• [Supplied records]:
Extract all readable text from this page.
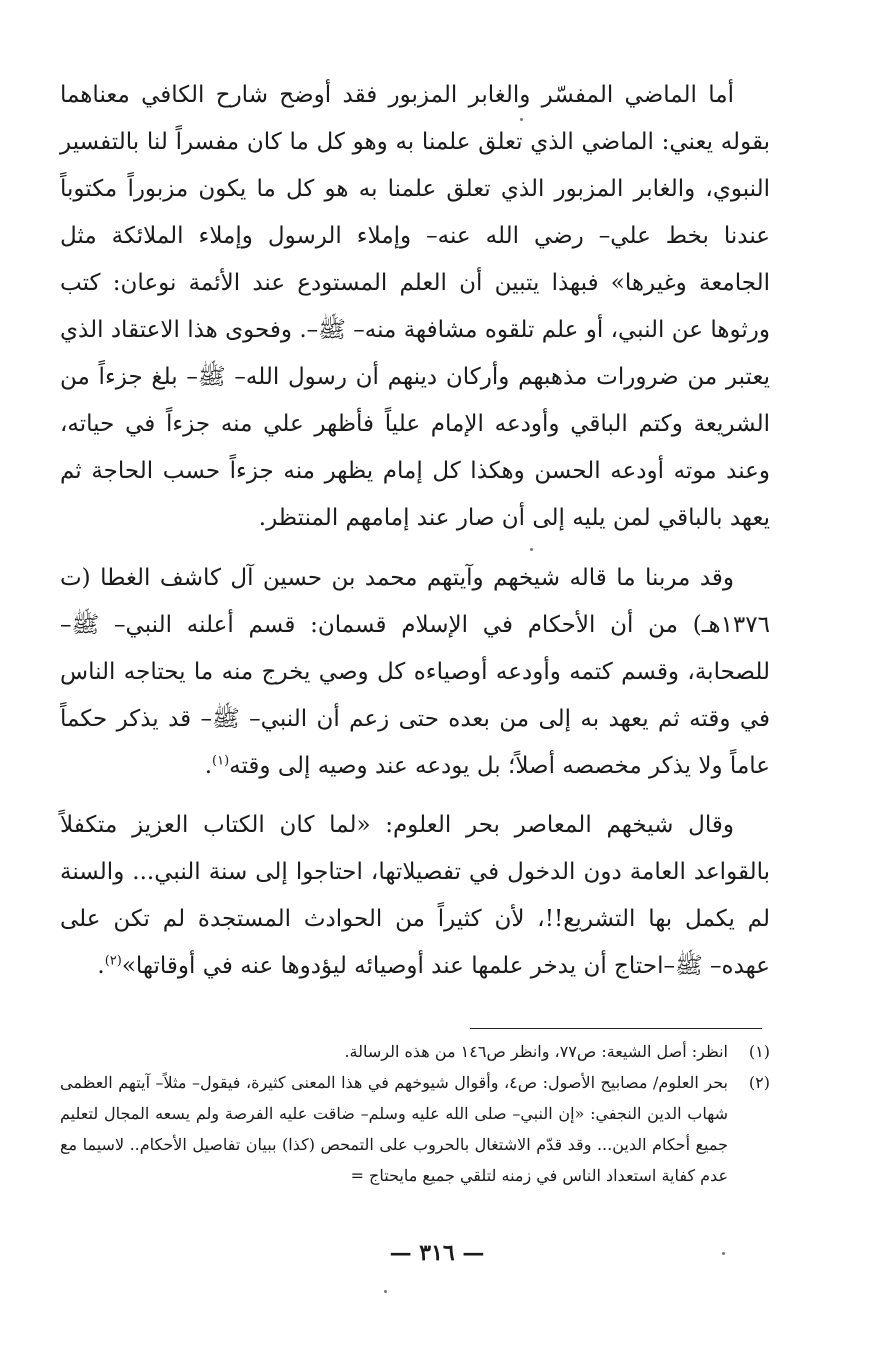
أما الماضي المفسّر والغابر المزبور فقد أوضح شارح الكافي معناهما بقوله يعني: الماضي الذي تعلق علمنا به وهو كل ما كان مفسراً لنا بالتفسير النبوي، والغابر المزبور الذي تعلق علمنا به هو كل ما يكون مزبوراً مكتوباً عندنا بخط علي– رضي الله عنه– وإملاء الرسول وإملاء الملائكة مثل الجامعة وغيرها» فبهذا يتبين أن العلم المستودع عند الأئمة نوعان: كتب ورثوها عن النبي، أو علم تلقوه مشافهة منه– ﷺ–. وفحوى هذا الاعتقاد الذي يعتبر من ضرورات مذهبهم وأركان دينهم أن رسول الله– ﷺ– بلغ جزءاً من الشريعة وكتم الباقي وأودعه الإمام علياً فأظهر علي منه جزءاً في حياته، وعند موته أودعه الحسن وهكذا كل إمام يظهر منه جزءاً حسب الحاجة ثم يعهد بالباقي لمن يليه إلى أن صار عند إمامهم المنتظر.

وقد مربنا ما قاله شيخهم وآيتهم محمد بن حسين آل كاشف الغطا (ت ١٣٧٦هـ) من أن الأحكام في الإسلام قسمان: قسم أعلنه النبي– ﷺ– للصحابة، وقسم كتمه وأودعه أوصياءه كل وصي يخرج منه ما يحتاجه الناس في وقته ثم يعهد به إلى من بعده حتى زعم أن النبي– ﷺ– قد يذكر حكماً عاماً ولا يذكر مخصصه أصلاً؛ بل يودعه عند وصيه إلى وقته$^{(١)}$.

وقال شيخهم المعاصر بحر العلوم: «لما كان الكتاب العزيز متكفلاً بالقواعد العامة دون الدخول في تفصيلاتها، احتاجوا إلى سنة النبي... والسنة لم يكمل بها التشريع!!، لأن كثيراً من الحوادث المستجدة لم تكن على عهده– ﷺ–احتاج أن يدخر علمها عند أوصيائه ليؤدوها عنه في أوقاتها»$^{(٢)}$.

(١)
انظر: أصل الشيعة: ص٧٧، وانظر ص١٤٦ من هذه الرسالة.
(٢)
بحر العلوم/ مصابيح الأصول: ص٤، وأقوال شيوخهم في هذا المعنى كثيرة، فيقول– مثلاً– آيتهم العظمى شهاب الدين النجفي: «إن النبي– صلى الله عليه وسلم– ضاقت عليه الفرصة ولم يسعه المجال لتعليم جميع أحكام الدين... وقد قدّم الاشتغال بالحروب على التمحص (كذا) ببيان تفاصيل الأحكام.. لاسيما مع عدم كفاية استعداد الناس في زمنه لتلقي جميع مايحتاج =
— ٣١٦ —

• [Brief]: Search the data above for the string "شيخهم" and copy each line that has it.

• [Written response]:
وقد مربنا ما قاله شيخهم وآيتهم محمد بن حسين آل كاشف الغطا (ت ١٣٧٦هـ) من أن الأحكام في الإسلام قسمان: قسم أعلنه النبي– ﷺ– للصحابة، وقسم كتمه وأودعه أوصياءه كل وصي يخرج منه ما يحتاجه الناس في وقته ثم يعهد به إلى من بعده حتى زعم أن النبي– ﷺ– قد يذكر حكماً عاماً ولا يذكر مخصصه أصلاً؛ بل يودعه عند وصيه إلى وقته$^{(١)}$.
وقال شيخهم المعاصر بحر العلوم: «لما كان الكتاب العزيز متكفلاً بالقواعد العامة دون الدخول في تفصيلاتها، احتاجوا إلى سنة النبي... والسنة لم يكمل بها التشريع!!، لأن كثيراً من الحوادث المستجدة لم تكن على عهده– ﷺ–احتاج أن يدخر علمها عند أوصيائه ليؤدوها عنه في أوقاتها»$^{(٢)}$.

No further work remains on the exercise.